__Exercise brief__: Copy out all of the material exactly as presented.

__Provided data__:
○ ○ ○ ○ ○

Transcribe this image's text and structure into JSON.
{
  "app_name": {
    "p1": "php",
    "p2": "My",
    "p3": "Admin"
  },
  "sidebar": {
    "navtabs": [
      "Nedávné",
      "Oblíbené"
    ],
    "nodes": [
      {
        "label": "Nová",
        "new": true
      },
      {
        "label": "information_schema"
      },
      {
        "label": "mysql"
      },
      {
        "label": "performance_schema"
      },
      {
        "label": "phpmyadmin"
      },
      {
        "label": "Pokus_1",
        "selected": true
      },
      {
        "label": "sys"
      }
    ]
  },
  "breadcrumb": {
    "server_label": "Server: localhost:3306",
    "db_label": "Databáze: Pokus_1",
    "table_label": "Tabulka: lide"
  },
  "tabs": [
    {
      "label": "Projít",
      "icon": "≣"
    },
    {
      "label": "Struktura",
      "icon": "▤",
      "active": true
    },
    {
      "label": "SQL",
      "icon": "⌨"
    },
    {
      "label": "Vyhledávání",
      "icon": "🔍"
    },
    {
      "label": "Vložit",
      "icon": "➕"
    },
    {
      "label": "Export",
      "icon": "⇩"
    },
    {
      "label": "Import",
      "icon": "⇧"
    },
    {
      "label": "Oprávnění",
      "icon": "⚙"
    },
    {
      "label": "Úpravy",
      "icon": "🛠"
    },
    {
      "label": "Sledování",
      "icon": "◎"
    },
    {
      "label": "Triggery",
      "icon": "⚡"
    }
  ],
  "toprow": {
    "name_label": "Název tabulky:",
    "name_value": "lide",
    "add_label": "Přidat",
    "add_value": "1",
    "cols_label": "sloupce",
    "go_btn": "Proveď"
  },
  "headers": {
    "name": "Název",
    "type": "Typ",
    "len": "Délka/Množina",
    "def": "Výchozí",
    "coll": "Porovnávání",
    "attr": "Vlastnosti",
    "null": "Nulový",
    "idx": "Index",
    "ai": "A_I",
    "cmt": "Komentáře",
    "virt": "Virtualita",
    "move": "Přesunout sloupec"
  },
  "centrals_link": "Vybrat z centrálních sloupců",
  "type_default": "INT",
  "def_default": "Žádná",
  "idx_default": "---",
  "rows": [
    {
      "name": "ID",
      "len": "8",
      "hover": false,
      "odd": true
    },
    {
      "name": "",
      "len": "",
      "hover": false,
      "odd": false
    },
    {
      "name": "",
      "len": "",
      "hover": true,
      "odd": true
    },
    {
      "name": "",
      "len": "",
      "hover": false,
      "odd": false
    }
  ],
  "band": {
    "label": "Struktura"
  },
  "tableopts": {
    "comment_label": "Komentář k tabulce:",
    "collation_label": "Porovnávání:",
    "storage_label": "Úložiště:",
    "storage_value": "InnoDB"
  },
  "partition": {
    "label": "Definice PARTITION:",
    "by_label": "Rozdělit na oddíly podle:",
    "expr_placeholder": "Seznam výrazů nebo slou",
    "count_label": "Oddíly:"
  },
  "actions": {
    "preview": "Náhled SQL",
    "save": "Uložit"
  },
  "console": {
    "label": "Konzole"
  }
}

○ ○ ○ ○ ○

__Answer for the task__:
Transcribe this image's text and structure into JSON.
{
  "app_name": {
    "p1": "php",
    "p2": "My",
    "p3": "Admin"
  },
  "sidebar": {
    "navtabs": [
      "Nedávné",
      "Oblíbené"
    ],
    "nodes": [
      {
        "label": "Nová",
        "new": true
      },
      {
        "label": "information_schema"
      },
      {
        "label": "mysql"
      },
      {
        "label": "performance_schema"
      },
      {
        "label": "phpmyadmin"
      },
      {
        "label": "Pokus_1",
        "selected": true
      },
      {
        "label": "sys"
      }
    ]
  },
  "breadcrumb": {
    "server_label": "Server: localhost:3306",
    "db_label": "Databáze: Pokus_1",
    "table_label": "Tabulka: lide"
  },
  "tabs": [
    {
      "label": "Projít",
      "icon": "≣"
    },
    {
      "label": "Struktura",
      "icon": "▤",
      "active": true
    },
    {
      "label": "SQL",
      "icon": "⌨"
    },
    {
      "label": "Vyhledávání",
      "icon": "🔍"
    },
    {
      "label": "Vložit",
      "icon": "➕"
    },
    {
      "label": "Export",
      "icon": "⇩"
    },
    {
      "label": "Import",
      "icon": "⇧"
    },
    {
      "label": "Oprávnění",
      "icon": "⚙"
    },
    {
      "label": "Úpravy",
      "icon": "🛠"
    },
    {
      "label": "Sledování",
      "icon": "◎"
    },
    {
      "label": "Triggery",
      "icon": "⚡"
    }
  ],
  "toprow": {
    "name_label": "Název tabulky:",
    "name_value": "lide",
    "add_label": "Přidat",
    "add_value": "1",
    "cols_label": "sloupce",
    "go_btn": "Proveď"
  },
  "headers": {
    "name": "Název",
    "type": "Typ",
    "len": "Délka/Množina",
    "def": "Výchozí",
    "coll": "Porovnávání",
    "attr": "Vlastnosti",
    "null": "Nulový",
    "idx": "Index",
    "ai": "A_I",
    "cmt": "Komentáře",
    "virt": "Virtualita",
    "move": "Přesunout sloupec"
  },
  "centrals_link": "Vybrat z centrálních sloupců",
  "type_default": "INT",
  "def_default": "Žádná",
  "idx_default": "---",
  "rows": [
    {
      "name": "ID",
      "len": "8",
      "hover": false,
      "odd": true
    },
    {
      "name": "",
      "len": "",
      "hover": false,
      "odd": false
    },
    {
      "name": "",
      "len": "",
      "hover": true,
      "odd": true
    },
    {
      "name": "",
      "len": "",
      "hover": false,
      "odd": false
    }
  ],
  "band": {
    "label": "Struktura"
  },
  "tableopts": {
    "comment_label": "Komentář k tabulce:",
    "collation_label": "Porovnávání:",
    "storage_label": "Úložiště:",
    "storage_value": "InnoDB"
  },
  "partition": {
    "label": "Definice PARTITION:",
    "by_label": "Rozdělit na oddíly podle:",
    "expr_placeholder": "Seznam výrazů nebo slou",
    "count_label": "Oddíly:"
  },
  "actions": {
    "preview": "Náhled SQL",
    "save": "Uložit"
  },
  "console": {
    "label": "Konzole"
  }
}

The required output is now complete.